WHAT NEEDS TO BE DONE - Check each line of the records below for the word "true" and copy those where it appears.

SUPPLIED INFORMATION -

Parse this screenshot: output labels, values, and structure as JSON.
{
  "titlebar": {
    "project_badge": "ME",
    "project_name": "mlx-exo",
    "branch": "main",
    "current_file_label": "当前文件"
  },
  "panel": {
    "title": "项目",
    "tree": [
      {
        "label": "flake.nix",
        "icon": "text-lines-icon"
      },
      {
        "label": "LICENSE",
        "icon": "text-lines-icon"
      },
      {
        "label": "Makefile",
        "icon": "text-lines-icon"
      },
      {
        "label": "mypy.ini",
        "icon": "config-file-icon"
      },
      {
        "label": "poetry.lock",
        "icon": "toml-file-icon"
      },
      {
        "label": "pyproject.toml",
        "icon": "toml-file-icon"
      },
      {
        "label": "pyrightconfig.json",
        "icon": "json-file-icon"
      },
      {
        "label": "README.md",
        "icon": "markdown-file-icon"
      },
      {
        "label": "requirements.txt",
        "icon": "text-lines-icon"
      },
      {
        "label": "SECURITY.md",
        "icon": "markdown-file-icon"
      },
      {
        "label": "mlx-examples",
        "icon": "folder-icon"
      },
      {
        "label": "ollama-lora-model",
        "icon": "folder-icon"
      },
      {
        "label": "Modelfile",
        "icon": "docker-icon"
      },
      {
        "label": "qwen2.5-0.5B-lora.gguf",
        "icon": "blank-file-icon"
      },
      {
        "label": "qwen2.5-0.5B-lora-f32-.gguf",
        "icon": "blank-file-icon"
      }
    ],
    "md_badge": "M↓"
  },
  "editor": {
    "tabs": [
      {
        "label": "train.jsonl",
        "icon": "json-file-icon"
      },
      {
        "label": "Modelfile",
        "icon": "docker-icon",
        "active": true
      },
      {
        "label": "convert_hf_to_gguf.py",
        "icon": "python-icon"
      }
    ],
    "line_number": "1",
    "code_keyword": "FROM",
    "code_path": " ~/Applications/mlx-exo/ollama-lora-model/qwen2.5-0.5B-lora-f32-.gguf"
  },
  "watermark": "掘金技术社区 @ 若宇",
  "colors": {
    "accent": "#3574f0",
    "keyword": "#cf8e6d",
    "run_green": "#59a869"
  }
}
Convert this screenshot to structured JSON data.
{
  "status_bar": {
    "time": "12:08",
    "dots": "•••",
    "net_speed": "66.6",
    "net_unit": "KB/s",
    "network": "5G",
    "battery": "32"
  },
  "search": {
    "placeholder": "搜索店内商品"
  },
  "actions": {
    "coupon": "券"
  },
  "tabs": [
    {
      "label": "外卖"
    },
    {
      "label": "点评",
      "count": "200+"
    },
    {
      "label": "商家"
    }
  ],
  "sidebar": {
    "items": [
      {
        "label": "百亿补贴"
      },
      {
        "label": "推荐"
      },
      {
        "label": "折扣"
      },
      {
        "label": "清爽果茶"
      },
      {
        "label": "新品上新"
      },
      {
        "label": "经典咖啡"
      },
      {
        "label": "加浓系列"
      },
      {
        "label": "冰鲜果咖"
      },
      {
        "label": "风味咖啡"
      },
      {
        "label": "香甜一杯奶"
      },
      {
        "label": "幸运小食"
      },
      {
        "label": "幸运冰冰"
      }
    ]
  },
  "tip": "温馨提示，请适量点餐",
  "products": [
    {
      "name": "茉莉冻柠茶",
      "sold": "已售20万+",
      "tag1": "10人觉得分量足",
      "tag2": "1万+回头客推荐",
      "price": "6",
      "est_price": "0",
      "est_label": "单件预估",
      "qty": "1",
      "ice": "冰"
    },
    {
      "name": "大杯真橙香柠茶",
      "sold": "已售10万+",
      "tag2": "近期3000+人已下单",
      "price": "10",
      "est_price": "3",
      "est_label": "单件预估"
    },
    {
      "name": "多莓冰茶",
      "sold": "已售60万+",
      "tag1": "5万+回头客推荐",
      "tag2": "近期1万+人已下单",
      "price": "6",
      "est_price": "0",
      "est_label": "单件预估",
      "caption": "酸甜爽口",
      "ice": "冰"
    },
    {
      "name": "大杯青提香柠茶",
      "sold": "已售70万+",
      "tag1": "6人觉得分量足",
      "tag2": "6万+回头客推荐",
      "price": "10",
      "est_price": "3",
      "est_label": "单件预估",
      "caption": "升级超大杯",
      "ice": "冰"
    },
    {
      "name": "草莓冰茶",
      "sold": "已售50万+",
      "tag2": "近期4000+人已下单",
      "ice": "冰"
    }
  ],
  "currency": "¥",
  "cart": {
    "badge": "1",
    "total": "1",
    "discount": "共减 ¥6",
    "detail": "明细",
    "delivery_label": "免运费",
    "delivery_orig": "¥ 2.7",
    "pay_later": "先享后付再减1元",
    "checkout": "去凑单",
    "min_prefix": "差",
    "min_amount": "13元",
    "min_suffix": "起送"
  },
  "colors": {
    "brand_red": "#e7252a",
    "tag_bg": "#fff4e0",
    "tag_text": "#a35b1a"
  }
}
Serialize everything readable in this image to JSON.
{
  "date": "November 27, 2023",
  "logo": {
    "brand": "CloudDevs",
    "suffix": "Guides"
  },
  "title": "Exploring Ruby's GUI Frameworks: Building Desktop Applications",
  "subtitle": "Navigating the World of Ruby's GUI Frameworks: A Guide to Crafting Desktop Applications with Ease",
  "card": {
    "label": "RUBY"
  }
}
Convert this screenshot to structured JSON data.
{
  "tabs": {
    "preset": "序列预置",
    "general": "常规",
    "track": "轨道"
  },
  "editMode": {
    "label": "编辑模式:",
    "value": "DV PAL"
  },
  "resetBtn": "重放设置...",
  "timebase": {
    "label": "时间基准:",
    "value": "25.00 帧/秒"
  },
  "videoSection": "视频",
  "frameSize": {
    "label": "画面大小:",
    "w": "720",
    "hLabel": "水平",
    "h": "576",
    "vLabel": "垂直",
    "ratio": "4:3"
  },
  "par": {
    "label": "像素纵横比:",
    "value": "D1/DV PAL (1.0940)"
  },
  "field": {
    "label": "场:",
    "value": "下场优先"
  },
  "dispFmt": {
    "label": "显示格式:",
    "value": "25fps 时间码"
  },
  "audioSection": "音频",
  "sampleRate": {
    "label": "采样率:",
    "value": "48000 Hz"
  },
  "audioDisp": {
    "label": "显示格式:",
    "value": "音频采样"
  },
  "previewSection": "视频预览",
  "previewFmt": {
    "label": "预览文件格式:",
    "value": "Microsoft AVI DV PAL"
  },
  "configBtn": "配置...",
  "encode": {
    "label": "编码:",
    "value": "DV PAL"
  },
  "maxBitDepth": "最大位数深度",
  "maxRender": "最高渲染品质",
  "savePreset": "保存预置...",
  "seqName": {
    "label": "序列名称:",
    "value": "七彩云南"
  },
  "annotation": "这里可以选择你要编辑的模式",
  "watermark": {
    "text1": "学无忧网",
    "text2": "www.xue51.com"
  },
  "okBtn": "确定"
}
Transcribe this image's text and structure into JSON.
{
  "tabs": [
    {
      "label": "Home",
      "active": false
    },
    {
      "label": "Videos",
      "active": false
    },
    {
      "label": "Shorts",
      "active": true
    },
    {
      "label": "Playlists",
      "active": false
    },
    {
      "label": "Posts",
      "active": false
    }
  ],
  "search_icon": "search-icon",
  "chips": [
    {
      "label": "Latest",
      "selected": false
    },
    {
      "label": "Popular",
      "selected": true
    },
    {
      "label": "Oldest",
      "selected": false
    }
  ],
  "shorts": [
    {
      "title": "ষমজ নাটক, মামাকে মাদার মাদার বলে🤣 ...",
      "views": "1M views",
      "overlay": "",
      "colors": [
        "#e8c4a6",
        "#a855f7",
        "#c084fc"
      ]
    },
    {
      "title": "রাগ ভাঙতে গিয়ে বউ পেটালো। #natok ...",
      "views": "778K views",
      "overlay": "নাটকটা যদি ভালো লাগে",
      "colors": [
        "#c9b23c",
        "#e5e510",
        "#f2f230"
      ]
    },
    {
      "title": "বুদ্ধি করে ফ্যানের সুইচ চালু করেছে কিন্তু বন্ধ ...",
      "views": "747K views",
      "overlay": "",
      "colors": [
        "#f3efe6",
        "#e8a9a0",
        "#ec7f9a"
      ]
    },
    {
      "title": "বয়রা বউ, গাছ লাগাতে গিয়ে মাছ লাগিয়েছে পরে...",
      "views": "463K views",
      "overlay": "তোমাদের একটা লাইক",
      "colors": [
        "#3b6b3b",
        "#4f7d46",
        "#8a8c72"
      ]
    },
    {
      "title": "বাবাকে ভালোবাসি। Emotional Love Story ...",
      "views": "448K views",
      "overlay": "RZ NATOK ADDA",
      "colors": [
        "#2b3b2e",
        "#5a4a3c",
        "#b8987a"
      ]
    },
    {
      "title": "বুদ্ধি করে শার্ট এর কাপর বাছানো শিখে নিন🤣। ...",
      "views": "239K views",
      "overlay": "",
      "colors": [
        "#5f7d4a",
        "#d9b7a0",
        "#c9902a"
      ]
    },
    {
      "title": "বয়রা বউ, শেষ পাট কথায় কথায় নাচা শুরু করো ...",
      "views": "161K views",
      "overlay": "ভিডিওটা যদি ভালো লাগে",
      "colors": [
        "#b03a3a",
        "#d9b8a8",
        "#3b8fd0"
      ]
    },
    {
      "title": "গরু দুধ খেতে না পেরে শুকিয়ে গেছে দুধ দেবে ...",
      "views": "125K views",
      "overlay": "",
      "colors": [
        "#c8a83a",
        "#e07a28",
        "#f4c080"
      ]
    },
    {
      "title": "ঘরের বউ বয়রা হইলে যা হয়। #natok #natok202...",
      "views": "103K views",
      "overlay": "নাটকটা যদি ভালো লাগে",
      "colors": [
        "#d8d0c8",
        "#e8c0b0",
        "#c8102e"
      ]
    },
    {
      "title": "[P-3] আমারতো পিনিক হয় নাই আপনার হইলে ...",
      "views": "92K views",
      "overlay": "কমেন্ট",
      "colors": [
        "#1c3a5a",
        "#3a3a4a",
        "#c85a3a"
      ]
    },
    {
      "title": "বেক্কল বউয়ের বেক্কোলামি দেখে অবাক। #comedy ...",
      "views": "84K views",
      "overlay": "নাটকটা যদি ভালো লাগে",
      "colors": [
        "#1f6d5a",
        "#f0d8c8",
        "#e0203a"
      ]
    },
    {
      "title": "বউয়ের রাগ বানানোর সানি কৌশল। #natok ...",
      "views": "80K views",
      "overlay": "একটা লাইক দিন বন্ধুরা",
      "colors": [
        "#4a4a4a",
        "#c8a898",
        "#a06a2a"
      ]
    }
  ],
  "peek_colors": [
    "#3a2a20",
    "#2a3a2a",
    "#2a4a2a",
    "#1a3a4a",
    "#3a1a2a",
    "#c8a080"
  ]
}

EXPECTED ANSWER -
        "active": true
      "active": true
      "selected": true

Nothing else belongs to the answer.